Which lines below hold the word "this"? Copy all of them.

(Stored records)
Begin

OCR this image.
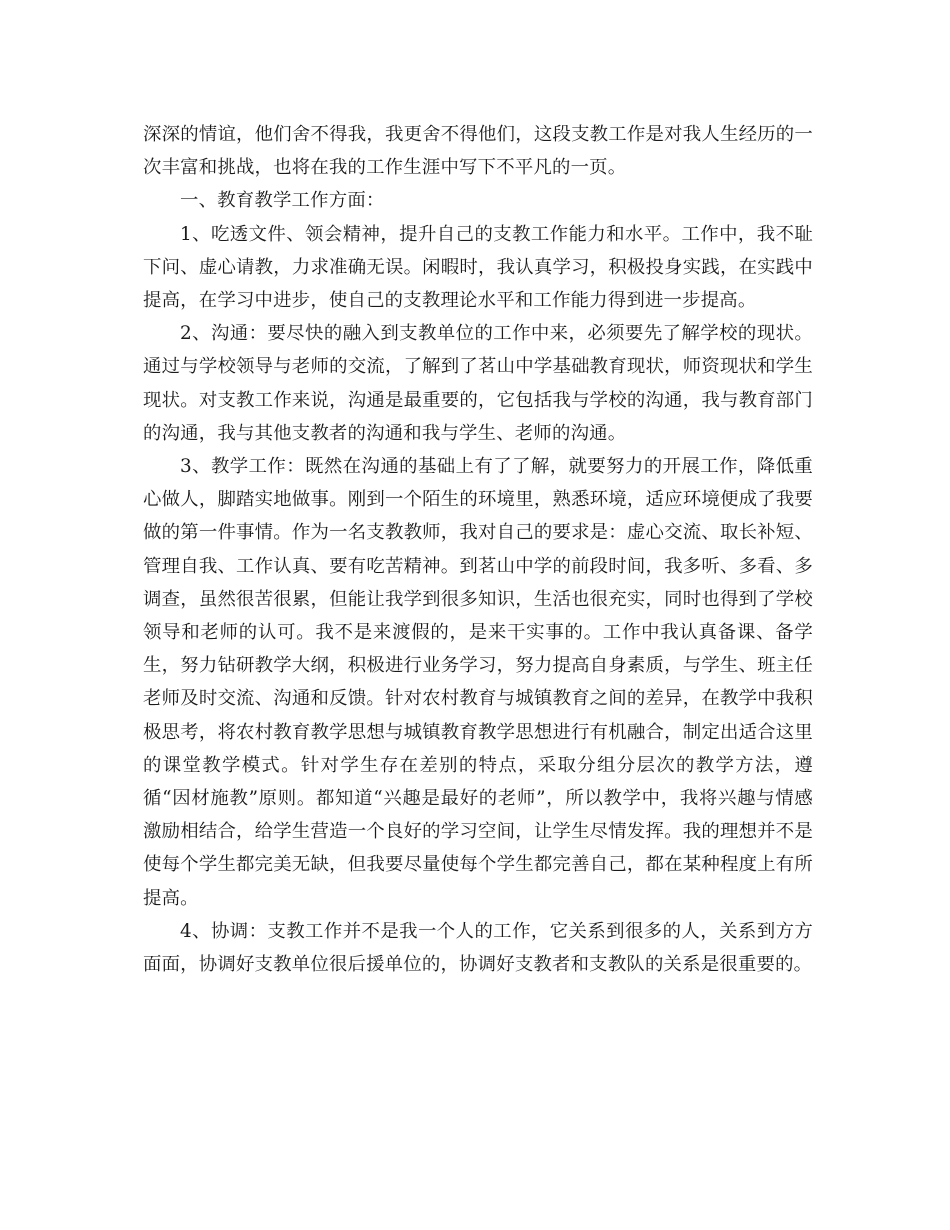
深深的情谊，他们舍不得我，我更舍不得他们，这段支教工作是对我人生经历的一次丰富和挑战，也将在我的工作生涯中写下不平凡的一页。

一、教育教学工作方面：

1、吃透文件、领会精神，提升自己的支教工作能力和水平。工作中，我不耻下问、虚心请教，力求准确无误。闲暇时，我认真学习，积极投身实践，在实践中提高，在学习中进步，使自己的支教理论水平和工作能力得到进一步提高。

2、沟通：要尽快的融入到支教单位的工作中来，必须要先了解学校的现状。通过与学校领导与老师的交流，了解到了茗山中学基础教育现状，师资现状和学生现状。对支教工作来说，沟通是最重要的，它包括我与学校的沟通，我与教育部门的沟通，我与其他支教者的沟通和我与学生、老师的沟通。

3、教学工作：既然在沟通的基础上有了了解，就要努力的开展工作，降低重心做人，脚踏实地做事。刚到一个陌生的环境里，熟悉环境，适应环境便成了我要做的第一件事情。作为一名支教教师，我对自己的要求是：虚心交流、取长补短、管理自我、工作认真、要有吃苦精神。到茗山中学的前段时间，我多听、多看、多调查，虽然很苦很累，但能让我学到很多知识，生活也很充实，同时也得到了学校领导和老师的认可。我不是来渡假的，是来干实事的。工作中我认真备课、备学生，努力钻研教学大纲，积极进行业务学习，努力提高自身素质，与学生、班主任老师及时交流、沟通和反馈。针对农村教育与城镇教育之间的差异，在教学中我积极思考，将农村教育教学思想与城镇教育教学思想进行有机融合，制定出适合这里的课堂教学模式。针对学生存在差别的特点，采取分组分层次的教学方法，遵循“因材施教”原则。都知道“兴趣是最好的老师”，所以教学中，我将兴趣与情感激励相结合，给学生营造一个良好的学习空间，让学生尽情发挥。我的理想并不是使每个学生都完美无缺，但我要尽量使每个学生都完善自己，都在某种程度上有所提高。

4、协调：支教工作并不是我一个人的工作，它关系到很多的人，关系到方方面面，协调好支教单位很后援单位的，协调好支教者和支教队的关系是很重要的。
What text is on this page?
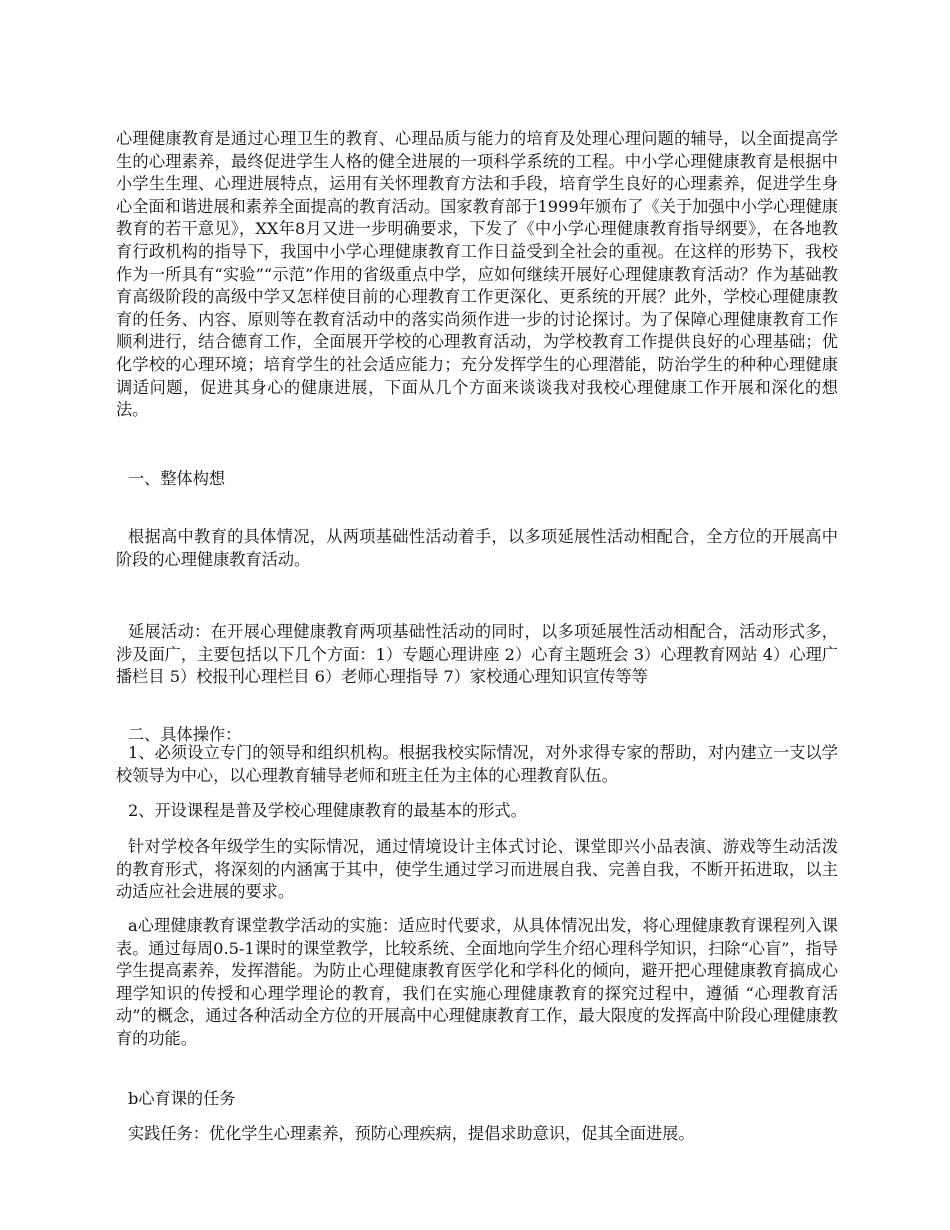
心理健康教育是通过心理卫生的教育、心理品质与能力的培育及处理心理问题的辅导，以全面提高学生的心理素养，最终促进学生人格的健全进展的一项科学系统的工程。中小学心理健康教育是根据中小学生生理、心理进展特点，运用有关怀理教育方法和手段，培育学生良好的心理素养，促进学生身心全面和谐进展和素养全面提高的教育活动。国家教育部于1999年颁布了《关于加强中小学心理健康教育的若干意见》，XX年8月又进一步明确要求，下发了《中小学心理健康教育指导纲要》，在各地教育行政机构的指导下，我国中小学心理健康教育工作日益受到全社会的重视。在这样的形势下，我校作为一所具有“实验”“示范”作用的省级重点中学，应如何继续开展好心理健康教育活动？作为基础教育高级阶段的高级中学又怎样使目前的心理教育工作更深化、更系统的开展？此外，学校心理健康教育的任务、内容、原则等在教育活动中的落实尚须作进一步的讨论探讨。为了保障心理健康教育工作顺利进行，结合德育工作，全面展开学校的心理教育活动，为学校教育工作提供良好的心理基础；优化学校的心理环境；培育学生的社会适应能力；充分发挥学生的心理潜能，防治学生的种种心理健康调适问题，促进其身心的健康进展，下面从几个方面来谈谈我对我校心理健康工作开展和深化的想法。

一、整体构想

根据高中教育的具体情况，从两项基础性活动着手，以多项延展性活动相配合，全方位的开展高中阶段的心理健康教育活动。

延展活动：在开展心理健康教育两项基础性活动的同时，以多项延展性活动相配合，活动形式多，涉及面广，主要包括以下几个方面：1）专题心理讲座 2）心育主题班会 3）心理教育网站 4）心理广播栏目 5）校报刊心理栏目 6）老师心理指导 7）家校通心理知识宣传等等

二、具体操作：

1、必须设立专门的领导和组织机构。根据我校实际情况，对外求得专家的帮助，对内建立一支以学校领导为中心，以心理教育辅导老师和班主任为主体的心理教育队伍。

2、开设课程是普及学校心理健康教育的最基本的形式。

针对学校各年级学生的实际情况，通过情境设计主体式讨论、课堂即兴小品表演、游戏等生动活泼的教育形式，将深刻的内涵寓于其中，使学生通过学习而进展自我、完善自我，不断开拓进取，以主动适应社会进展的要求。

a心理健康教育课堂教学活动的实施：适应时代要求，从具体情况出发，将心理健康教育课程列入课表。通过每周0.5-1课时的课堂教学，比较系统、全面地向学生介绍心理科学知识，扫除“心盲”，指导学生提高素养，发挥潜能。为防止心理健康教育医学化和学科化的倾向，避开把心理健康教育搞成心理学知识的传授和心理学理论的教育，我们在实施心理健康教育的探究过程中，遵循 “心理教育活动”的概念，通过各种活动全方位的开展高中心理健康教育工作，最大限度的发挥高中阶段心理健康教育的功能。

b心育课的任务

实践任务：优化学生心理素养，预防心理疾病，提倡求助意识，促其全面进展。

End

● Task response:
OCR this image.
What text is on this page?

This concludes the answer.